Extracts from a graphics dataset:
■ ■ ■
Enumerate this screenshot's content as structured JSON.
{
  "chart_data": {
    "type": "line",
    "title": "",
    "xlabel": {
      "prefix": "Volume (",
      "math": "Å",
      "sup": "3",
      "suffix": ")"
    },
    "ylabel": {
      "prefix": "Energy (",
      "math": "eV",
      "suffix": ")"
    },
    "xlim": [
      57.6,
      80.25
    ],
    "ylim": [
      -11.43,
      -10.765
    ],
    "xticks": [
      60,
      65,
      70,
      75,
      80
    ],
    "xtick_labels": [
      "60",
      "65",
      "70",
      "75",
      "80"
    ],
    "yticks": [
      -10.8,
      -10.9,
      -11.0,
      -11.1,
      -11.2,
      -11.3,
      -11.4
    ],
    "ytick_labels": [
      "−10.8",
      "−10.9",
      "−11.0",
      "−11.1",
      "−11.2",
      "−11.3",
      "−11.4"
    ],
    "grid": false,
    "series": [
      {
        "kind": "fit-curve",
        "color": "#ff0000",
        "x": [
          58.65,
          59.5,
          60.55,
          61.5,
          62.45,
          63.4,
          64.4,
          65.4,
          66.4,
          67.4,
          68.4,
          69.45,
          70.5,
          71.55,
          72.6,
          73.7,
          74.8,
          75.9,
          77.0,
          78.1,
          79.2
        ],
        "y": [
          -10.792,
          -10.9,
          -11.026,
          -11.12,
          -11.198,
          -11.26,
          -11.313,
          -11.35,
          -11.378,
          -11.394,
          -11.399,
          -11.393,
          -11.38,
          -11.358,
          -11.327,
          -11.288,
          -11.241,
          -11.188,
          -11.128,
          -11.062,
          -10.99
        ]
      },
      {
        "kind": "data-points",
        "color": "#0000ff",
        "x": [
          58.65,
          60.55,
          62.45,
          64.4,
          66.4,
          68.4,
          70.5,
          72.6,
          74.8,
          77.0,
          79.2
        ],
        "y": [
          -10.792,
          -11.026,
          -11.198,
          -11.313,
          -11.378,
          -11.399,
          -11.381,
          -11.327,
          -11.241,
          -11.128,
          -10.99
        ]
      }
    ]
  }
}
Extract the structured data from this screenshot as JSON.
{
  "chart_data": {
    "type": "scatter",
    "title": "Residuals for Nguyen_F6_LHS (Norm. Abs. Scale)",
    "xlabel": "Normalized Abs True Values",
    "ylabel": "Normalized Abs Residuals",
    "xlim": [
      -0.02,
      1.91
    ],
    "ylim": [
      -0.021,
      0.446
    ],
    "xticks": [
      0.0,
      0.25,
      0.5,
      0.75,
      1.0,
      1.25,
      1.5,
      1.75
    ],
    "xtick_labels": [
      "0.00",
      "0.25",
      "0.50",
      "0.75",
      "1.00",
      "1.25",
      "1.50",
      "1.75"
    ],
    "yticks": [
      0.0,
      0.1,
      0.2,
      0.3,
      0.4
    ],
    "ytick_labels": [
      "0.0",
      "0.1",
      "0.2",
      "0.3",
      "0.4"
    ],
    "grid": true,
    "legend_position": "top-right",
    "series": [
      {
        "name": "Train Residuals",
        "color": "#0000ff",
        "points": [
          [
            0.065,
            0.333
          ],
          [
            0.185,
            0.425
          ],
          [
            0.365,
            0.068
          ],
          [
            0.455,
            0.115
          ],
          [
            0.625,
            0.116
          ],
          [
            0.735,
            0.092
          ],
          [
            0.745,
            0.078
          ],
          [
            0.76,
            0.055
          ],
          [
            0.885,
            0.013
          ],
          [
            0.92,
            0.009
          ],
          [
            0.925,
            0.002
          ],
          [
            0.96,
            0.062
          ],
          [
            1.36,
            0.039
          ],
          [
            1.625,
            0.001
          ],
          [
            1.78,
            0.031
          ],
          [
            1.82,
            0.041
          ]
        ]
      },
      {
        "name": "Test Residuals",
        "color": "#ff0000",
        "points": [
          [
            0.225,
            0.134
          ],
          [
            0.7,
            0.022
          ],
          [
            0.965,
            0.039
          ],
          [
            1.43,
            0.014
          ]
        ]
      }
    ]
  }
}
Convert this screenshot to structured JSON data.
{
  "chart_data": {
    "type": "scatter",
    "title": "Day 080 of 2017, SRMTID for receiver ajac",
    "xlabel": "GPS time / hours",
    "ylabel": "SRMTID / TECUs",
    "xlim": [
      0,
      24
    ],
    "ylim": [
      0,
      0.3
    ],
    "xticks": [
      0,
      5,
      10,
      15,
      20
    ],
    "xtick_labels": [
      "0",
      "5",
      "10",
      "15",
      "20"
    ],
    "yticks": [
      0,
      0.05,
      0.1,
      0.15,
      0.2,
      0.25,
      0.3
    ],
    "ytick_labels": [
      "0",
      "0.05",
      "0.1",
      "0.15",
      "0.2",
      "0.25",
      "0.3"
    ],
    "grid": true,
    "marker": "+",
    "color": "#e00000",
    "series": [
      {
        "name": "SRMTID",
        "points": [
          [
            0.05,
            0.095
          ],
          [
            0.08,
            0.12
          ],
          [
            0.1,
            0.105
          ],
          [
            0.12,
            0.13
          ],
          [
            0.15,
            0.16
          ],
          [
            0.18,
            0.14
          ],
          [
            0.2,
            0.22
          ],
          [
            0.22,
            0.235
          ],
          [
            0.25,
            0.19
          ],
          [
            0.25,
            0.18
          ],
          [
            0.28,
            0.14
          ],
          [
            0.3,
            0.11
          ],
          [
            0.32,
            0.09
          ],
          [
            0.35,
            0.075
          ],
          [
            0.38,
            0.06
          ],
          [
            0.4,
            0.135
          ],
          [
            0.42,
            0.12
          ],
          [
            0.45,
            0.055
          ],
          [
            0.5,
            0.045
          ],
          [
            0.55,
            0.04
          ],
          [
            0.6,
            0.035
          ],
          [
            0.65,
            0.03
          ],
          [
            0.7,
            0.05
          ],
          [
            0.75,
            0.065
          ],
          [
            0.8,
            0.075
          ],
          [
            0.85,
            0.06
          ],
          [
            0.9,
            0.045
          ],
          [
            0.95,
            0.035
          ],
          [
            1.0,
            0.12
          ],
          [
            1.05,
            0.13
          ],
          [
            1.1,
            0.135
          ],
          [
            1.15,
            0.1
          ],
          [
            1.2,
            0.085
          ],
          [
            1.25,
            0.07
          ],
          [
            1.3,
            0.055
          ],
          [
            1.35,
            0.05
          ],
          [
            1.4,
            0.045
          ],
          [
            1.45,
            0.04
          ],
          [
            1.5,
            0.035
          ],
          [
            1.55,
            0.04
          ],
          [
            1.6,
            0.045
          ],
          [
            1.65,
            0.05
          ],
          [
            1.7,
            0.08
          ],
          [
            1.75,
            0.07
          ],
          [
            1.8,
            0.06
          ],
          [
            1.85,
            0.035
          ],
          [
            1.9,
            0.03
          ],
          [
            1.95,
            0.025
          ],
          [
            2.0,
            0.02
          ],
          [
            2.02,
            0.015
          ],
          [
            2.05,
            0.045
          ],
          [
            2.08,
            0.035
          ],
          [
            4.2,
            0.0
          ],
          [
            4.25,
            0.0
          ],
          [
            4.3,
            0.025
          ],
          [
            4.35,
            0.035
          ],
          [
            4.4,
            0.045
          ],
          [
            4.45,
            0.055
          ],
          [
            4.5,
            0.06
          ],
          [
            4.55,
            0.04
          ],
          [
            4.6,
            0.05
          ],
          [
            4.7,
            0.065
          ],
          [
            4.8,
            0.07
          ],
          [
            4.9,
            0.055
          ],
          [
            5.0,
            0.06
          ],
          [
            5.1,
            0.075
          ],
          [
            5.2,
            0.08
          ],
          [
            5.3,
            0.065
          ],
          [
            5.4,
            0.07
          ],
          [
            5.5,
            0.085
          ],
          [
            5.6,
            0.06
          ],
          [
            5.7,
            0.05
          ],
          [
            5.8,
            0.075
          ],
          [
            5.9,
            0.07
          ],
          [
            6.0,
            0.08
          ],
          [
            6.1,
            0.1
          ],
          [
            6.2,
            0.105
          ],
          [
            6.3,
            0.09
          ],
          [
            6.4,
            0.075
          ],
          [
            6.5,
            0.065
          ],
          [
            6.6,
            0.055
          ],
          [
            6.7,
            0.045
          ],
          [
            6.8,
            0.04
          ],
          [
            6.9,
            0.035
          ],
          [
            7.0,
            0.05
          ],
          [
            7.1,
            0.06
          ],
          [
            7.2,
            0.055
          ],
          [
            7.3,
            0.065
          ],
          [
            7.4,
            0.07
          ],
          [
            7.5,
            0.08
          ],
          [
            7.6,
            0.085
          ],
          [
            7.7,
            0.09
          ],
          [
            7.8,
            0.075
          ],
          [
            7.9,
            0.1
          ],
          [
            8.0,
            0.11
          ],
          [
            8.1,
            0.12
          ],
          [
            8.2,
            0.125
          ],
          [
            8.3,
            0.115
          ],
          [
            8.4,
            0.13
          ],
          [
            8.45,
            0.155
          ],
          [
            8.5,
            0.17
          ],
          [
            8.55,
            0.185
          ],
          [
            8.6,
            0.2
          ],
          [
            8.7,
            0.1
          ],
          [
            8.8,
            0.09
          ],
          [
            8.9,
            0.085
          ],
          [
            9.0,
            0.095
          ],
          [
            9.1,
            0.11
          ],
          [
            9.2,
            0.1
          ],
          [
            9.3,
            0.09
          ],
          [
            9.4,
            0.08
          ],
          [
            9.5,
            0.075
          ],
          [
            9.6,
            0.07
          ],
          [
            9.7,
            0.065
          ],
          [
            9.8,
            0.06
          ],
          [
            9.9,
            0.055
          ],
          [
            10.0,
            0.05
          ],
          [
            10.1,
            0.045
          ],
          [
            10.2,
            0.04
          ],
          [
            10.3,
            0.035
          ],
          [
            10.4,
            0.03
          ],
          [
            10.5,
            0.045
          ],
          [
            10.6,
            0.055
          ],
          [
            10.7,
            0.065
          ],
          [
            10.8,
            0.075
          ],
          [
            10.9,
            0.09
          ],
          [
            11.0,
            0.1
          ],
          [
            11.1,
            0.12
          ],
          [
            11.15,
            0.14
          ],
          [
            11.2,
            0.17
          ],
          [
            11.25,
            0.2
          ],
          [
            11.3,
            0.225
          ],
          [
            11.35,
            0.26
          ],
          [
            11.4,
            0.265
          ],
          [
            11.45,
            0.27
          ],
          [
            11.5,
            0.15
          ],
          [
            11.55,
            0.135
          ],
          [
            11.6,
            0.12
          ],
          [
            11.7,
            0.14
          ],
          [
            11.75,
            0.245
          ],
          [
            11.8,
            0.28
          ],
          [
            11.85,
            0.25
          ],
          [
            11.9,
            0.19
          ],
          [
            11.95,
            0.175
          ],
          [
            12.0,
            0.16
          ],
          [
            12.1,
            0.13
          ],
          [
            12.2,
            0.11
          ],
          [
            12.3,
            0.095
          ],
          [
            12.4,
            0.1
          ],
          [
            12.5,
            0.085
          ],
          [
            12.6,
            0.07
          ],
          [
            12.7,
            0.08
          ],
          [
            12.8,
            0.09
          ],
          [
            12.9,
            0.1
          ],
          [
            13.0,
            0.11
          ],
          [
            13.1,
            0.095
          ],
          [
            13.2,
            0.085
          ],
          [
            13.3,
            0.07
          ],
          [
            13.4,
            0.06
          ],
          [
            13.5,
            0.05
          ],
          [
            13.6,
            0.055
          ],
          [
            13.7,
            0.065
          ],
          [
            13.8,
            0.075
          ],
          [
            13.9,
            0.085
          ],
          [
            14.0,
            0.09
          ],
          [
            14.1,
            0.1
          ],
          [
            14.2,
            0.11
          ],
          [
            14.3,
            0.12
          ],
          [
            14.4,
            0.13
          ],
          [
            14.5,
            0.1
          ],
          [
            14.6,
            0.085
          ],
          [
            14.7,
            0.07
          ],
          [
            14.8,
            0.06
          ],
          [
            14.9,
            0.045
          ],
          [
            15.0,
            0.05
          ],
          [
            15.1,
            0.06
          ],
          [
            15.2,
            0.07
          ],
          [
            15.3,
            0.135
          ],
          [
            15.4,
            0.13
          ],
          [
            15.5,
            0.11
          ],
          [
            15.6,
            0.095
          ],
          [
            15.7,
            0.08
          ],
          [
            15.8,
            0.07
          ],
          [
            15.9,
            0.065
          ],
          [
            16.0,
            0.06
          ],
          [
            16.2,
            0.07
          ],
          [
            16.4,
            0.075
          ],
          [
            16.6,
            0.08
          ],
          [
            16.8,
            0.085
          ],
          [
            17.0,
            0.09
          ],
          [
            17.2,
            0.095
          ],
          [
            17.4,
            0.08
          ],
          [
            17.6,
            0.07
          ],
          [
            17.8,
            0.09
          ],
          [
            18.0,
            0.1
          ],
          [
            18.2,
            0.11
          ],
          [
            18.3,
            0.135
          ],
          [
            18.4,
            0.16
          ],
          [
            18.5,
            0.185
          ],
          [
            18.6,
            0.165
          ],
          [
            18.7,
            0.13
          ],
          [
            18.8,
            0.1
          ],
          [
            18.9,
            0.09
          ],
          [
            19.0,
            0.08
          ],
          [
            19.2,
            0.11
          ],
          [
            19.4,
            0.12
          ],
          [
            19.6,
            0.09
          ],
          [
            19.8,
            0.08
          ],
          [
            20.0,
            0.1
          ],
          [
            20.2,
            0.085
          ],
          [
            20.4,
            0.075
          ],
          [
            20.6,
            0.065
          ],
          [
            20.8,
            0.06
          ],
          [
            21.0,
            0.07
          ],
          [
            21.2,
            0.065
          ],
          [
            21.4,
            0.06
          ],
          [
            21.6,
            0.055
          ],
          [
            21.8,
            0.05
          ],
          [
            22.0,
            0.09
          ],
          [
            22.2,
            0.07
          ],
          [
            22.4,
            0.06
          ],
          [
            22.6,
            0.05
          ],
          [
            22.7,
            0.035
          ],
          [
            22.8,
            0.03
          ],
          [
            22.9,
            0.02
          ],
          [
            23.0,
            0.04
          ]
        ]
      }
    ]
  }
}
■ ■ ■
TASK STATEMENT: Lines that hold the word "SRMTID" are the ones to return, every one of them.

FULL RESPONSE:
    "title": "Day 080 of 2017, SRMTID for receiver ajac",
    "ylabel": "SRMTID / TECUs",
        "name": "SRMTID",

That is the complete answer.